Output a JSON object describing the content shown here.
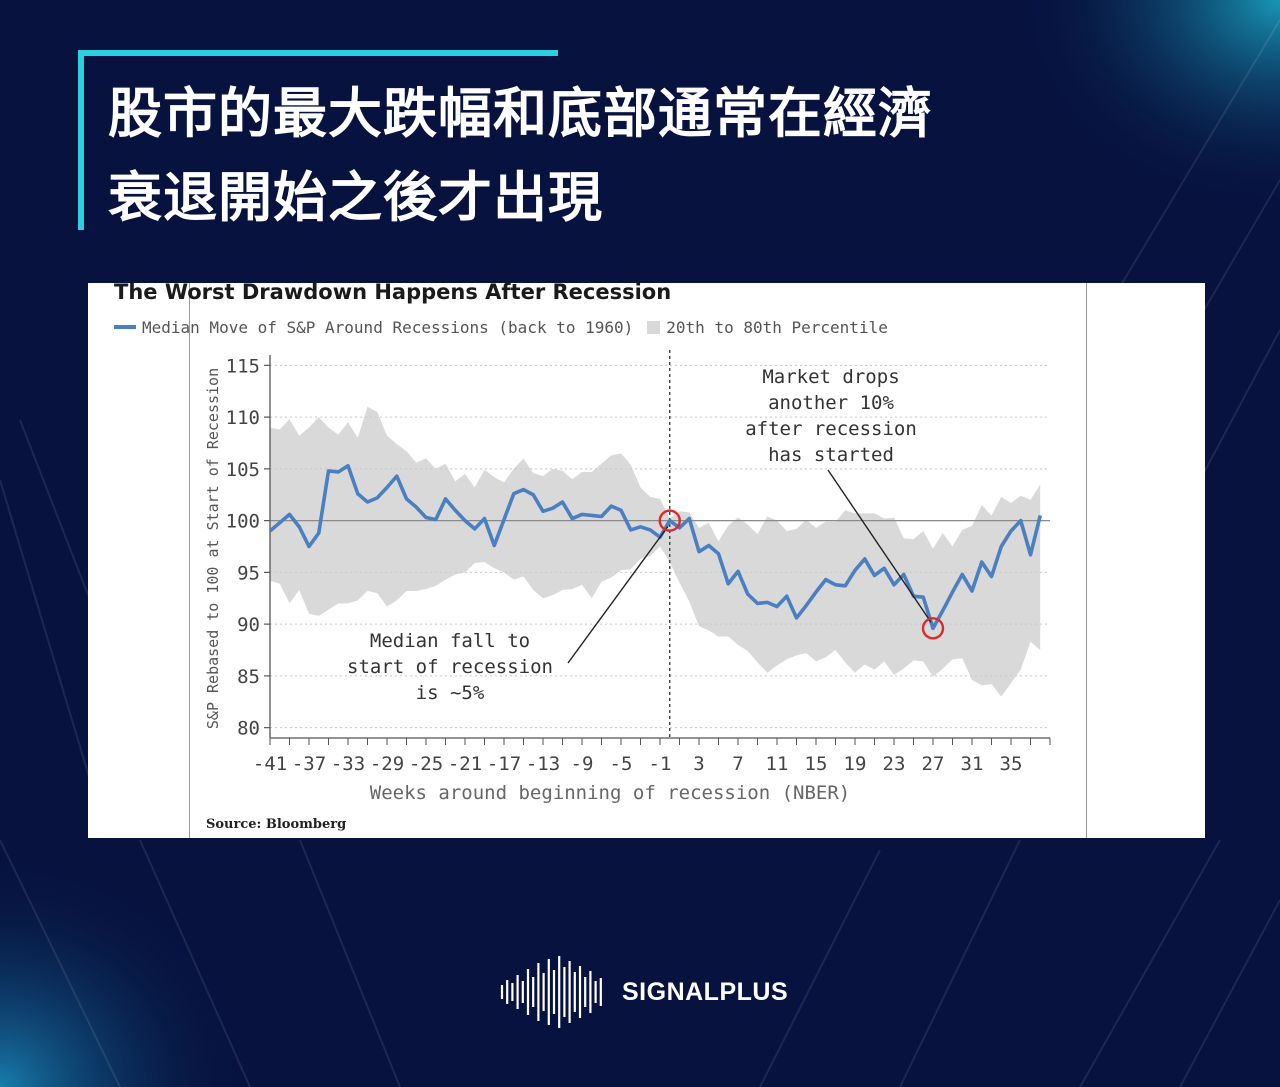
{
  "headline": {
    "line1": "股市的最大跌幅和底部通常在經濟",
    "line2": "衰退開始之後才出現"
  },
  "chart_data": {
    "type": "line",
    "title": "The Worst Drawdown Happens After Recession",
    "legend": {
      "line": "Median Move of S&P Around Recessions (back to 1960)",
      "band": "20th to 80th Percentile"
    },
    "xlabel": "Weeks around beginning of recession (NBER)",
    "ylabel": "S&P Rebased to 100 at Start of Recession",
    "xlim": [
      -41,
      39
    ],
    "ylim": [
      79,
      116
    ],
    "yticks": [
      80,
      85,
      90,
      95,
      100,
      105,
      110,
      115
    ],
    "xtick_labels": [
      "-41",
      "-37",
      "-33",
      "-29",
      "-25",
      "-21",
      "-17",
      "-13",
      "-9",
      "-5",
      "-1",
      "3",
      "7",
      "11",
      "15",
      "19",
      "23",
      "27",
      "31",
      "35"
    ],
    "recession_start_week": 0,
    "reference_level": 100,
    "series": [
      {
        "values": [
          [
            -41,
            99
          ],
          [
            -40,
            99.8
          ],
          [
            -39,
            100.6
          ],
          [
            -38,
            99.4
          ],
          [
            -37,
            97.5
          ],
          [
            -36,
            98.8
          ],
          [
            -35,
            104.8
          ],
          [
            -34,
            104.7
          ],
          [
            -33,
            105.3
          ],
          [
            -32,
            102.6
          ],
          [
            -31,
            101.8
          ],
          [
            -30,
            102.2
          ],
          [
            -29,
            103.2
          ],
          [
            -28,
            104.3
          ],
          [
            -27,
            102.1
          ],
          [
            -26,
            101.3
          ],
          [
            -25,
            100.3
          ],
          [
            -24,
            100.1
          ],
          [
            -23,
            102.1
          ],
          [
            -22,
            101
          ],
          [
            -21,
            100
          ],
          [
            -20,
            99.2
          ],
          [
            -19,
            100.2
          ],
          [
            -18,
            97.6
          ],
          [
            -17,
            100.1
          ],
          [
            -16,
            102.6
          ],
          [
            -15,
            103
          ],
          [
            -14,
            102.5
          ],
          [
            -13,
            100.9
          ],
          [
            -12,
            101.2
          ],
          [
            -11,
            101.8
          ],
          [
            -10,
            100.2
          ],
          [
            -9,
            100.6
          ],
          [
            -8,
            100.5
          ],
          [
            -7,
            100.4
          ],
          [
            -6,
            101.4
          ],
          [
            -5,
            101
          ],
          [
            -4,
            99.1
          ],
          [
            -3,
            99.4
          ],
          [
            -2,
            99.1
          ],
          [
            -1,
            98.4
          ],
          [
            0,
            100
          ],
          [
            1,
            99.3
          ],
          [
            2,
            100.2
          ],
          [
            3,
            97
          ],
          [
            4,
            97.6
          ],
          [
            5,
            96.8
          ],
          [
            6,
            93.9
          ],
          [
            7,
            95.1
          ],
          [
            8,
            92.9
          ],
          [
            9,
            92
          ],
          [
            10,
            92.1
          ],
          [
            11,
            91.7
          ],
          [
            12,
            92.7
          ],
          [
            13,
            90.6
          ],
          [
            14,
            91.8
          ],
          [
            15,
            93.1
          ],
          [
            16,
            94.3
          ],
          [
            17,
            93.8
          ],
          [
            18,
            93.7
          ],
          [
            19,
            95.2
          ],
          [
            20,
            96.3
          ],
          [
            21,
            94.7
          ],
          [
            22,
            95.4
          ],
          [
            23,
            93.8
          ],
          [
            24,
            94.8
          ],
          [
            25,
            92.7
          ],
          [
            26,
            92.6
          ],
          [
            27,
            89.6
          ],
          [
            28,
            91.3
          ],
          [
            29,
            93.1
          ],
          [
            30,
            94.8
          ],
          [
            31,
            93.2
          ],
          [
            32,
            96
          ],
          [
            33,
            94.6
          ],
          [
            34,
            97.5
          ],
          [
            35,
            99
          ],
          [
            36,
            100
          ],
          [
            37,
            96.7
          ],
          [
            38,
            100.5
          ]
        ]
      }
    ],
    "band": {
      "x": [
        -41,
        -40,
        -39,
        -38,
        -37,
        -36,
        -35,
        -34,
        -33,
        -32,
        -31,
        -30,
        -29,
        -28,
        -27,
        -26,
        -25,
        -24,
        -23,
        -22,
        -21,
        -20,
        -19,
        -18,
        -17,
        -16,
        -15,
        -14,
        -13,
        -12,
        -11,
        -10,
        -9,
        -8,
        -7,
        -6,
        -5,
        -4,
        -3,
        -2,
        -1,
        0,
        1,
        2,
        3,
        4,
        5,
        6,
        7,
        8,
        9,
        10,
        11,
        12,
        13,
        14,
        15,
        16,
        17,
        18,
        19,
        20,
        21,
        22,
        23,
        24,
        25,
        26,
        27,
        28,
        29,
        30,
        31,
        32,
        33,
        34,
        35,
        36,
        37,
        38
      ],
      "upper": [
        109,
        108.8,
        109.8,
        108.2,
        109,
        110,
        109,
        108.3,
        109.5,
        108,
        111,
        110.5,
        108.2,
        107.4,
        106.7,
        105.6,
        106,
        105,
        105.5,
        103.8,
        104.5,
        103.2,
        104.9,
        104.2,
        103.7,
        105,
        106,
        104.6,
        104.3,
        105,
        104.8,
        104,
        104.7,
        104.7,
        105.5,
        106.3,
        106.5,
        105.4,
        103.2,
        102.3,
        102.1,
        100.2,
        100.9,
        100.8,
        99.3,
        99.8,
        98,
        99.5,
        100.3,
        99.6,
        98.7,
        100.4,
        100,
        99,
        99.2,
        100.1,
        99.3,
        99.9,
        99.9,
        101,
        100.7,
        100.7,
        100.7,
        100.2,
        100.3,
        98.3,
        98.2,
        99,
        97.3,
        98.8,
        97.5,
        99.1,
        99.5,
        101.5,
        100.5,
        102.3,
        101.7,
        102.4,
        102,
        103.5
      ],
      "lower": [
        94.2,
        93.9,
        92,
        93.3,
        91,
        90.8,
        91.4,
        92,
        92,
        92.3,
        93.2,
        93,
        91.7,
        92.3,
        93.2,
        93.2,
        93.4,
        93.7,
        94.3,
        94.8,
        95,
        95.9,
        96,
        95.4,
        95,
        94.3,
        94.6,
        93.3,
        92.5,
        92.8,
        93.3,
        93.4,
        93.8,
        92.5,
        94.1,
        94.5,
        95.2,
        95.3,
        96.3,
        96.6,
        97.5,
        96,
        94,
        92.2,
        89.8,
        89.4,
        88.8,
        88.8,
        88,
        87.4,
        86.3,
        85.3,
        86,
        86.6,
        87,
        87.2,
        86.4,
        86.8,
        87.5,
        86.3,
        85.3,
        86.1,
        85.6,
        86.4,
        85.1,
        85.7,
        86.5,
        86.4,
        84.9,
        85.7,
        86.6,
        86.7,
        84.6,
        84.1,
        84.2,
        83,
        84.3,
        85.6,
        88.3,
        87.5
      ]
    },
    "annotations": [
      {
        "text_lines": [
          "Median fall to",
          "start of recession",
          "is ~5%"
        ],
        "x": 0,
        "y": 100
      },
      {
        "text_lines": [
          "Market drops",
          "another 10%",
          "after recession",
          "has started"
        ],
        "x": 27,
        "y": 89.6
      }
    ],
    "source": "Source: Bloomberg"
  },
  "brand": {
    "name": "SIGNALPLUS"
  },
  "colors": {
    "background": "#07123f",
    "accent": "#2ad0e0",
    "line": "#4a7fc1",
    "band": "#d9d9d9",
    "marker": "#d92b2b"
  }
}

———

● REQUEST:
In the listing, find each line with the string "Median" and copy it.

● THE SOLUTION:
      "line": "Median Move of S&P Around Recessions (back to 1960)",
          "Median fall to",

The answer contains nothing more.